[BEGIN Supplied data]
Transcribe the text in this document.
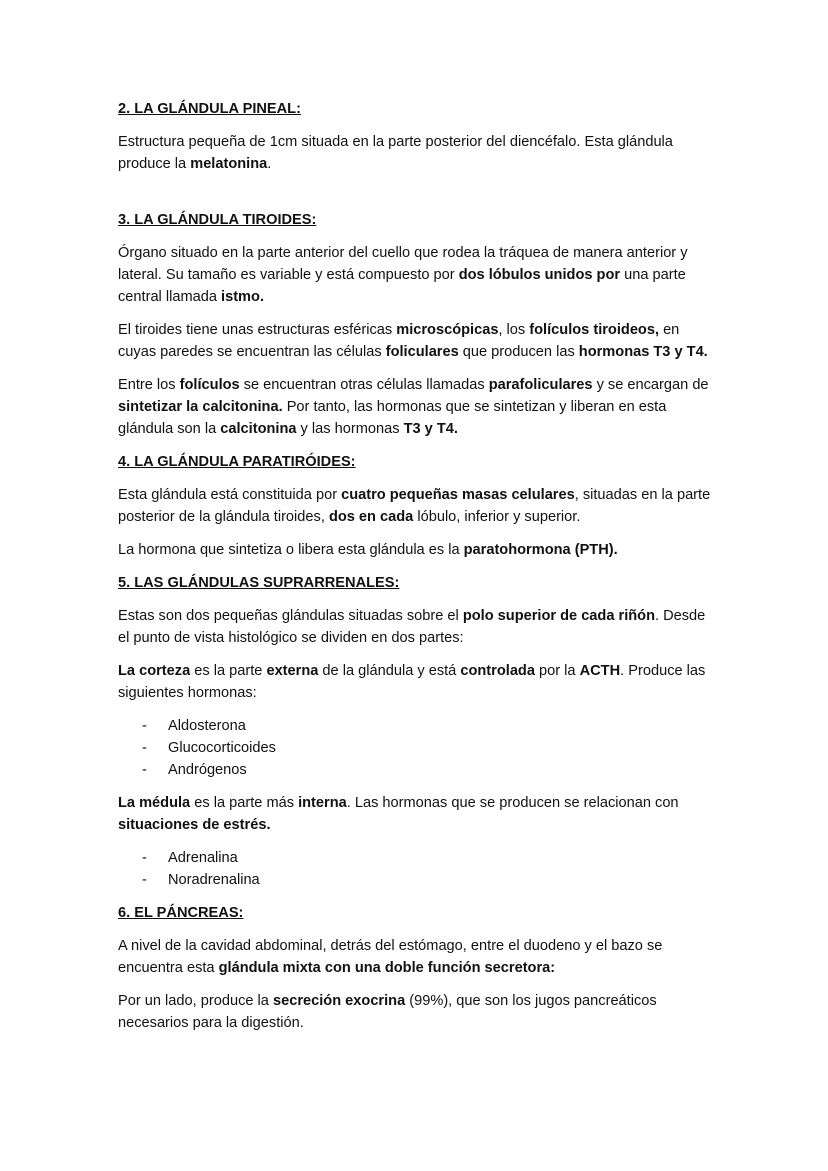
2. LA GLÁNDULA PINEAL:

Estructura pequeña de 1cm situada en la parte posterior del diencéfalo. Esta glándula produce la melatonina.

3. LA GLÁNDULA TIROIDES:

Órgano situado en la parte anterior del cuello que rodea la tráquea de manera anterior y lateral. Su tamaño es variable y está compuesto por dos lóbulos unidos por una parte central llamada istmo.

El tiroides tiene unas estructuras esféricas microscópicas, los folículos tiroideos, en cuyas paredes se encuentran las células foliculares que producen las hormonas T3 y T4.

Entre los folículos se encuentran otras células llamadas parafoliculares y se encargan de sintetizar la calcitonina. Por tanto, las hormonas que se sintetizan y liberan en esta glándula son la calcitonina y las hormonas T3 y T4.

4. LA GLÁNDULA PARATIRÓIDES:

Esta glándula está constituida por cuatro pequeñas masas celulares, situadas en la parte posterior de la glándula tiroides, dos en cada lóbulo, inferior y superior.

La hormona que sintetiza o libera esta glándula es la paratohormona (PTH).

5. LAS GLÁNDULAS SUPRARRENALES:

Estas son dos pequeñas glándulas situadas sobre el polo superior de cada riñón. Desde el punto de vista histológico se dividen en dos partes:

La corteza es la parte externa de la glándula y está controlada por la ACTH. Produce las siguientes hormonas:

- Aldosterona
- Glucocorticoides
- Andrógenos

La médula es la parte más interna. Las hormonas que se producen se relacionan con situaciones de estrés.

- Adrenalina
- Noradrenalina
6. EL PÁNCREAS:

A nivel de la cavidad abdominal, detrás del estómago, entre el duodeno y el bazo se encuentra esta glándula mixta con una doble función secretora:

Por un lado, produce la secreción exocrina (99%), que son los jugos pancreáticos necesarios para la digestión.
[END Supplied data]
[BEGIN Supplied data]
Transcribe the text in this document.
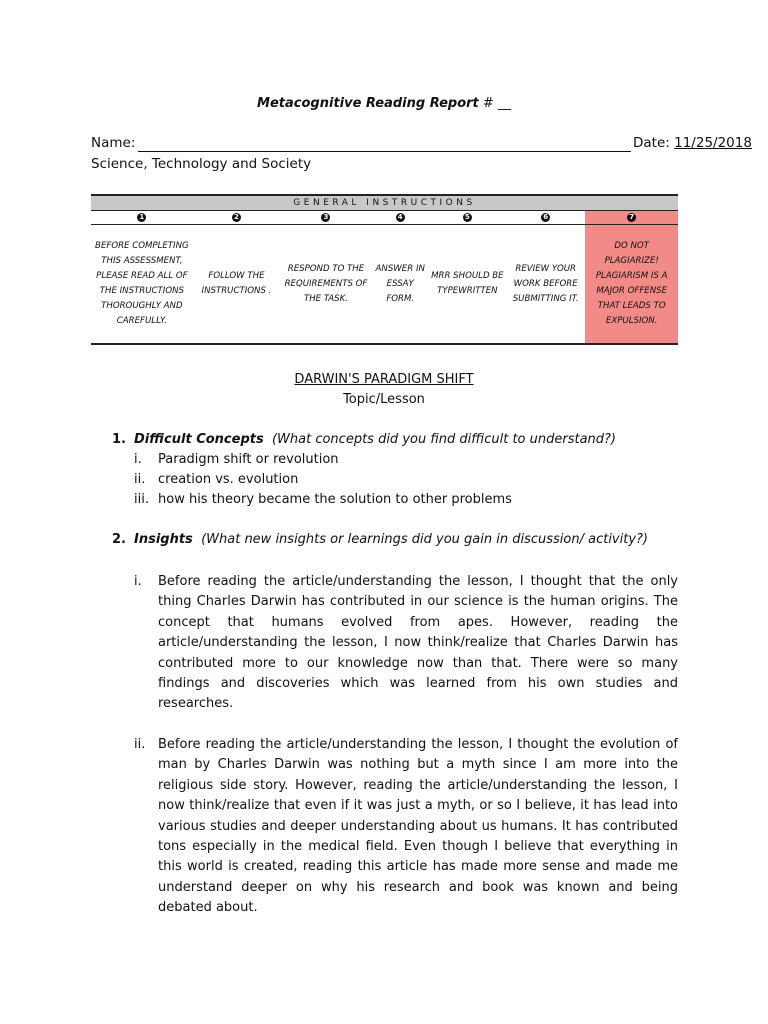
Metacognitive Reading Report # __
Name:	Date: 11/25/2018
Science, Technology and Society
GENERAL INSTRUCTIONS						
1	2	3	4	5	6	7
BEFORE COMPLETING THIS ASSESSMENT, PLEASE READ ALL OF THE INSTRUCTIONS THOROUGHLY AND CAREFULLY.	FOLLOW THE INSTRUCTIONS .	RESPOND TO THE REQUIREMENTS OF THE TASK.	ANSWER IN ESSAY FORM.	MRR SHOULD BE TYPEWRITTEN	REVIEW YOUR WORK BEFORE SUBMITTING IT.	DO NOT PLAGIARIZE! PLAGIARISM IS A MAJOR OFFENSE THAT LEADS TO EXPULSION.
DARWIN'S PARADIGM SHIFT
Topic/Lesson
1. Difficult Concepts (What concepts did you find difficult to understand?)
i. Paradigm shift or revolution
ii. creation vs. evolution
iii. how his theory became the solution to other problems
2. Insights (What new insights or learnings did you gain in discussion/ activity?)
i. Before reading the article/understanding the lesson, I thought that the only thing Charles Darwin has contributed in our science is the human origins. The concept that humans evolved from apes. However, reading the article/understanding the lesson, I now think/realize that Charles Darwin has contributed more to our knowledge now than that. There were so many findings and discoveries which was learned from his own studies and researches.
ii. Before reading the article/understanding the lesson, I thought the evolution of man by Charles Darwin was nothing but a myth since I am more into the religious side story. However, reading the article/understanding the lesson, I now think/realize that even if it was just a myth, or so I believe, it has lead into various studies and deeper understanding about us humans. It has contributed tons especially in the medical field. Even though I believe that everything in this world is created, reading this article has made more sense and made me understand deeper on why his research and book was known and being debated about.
[END Supplied data]
Find the string "folículos" in the records, then copy each line where it occurs.

_Problem solution_.
El tiroides tiene unas estructuras esféricas microscópicas, los folículos tiroideos, en cuyas paredes se encuentran las células foliculares que producen las hormonas T3 y T4.
Entre los folículos se encuentran otras células llamadas parafoliculares y se encargan de sintetizar la calcitonina. Por tanto, las hormonas que se sintetizan y liberan en esta glándula son la calcitonina y las hormonas T3 y T4.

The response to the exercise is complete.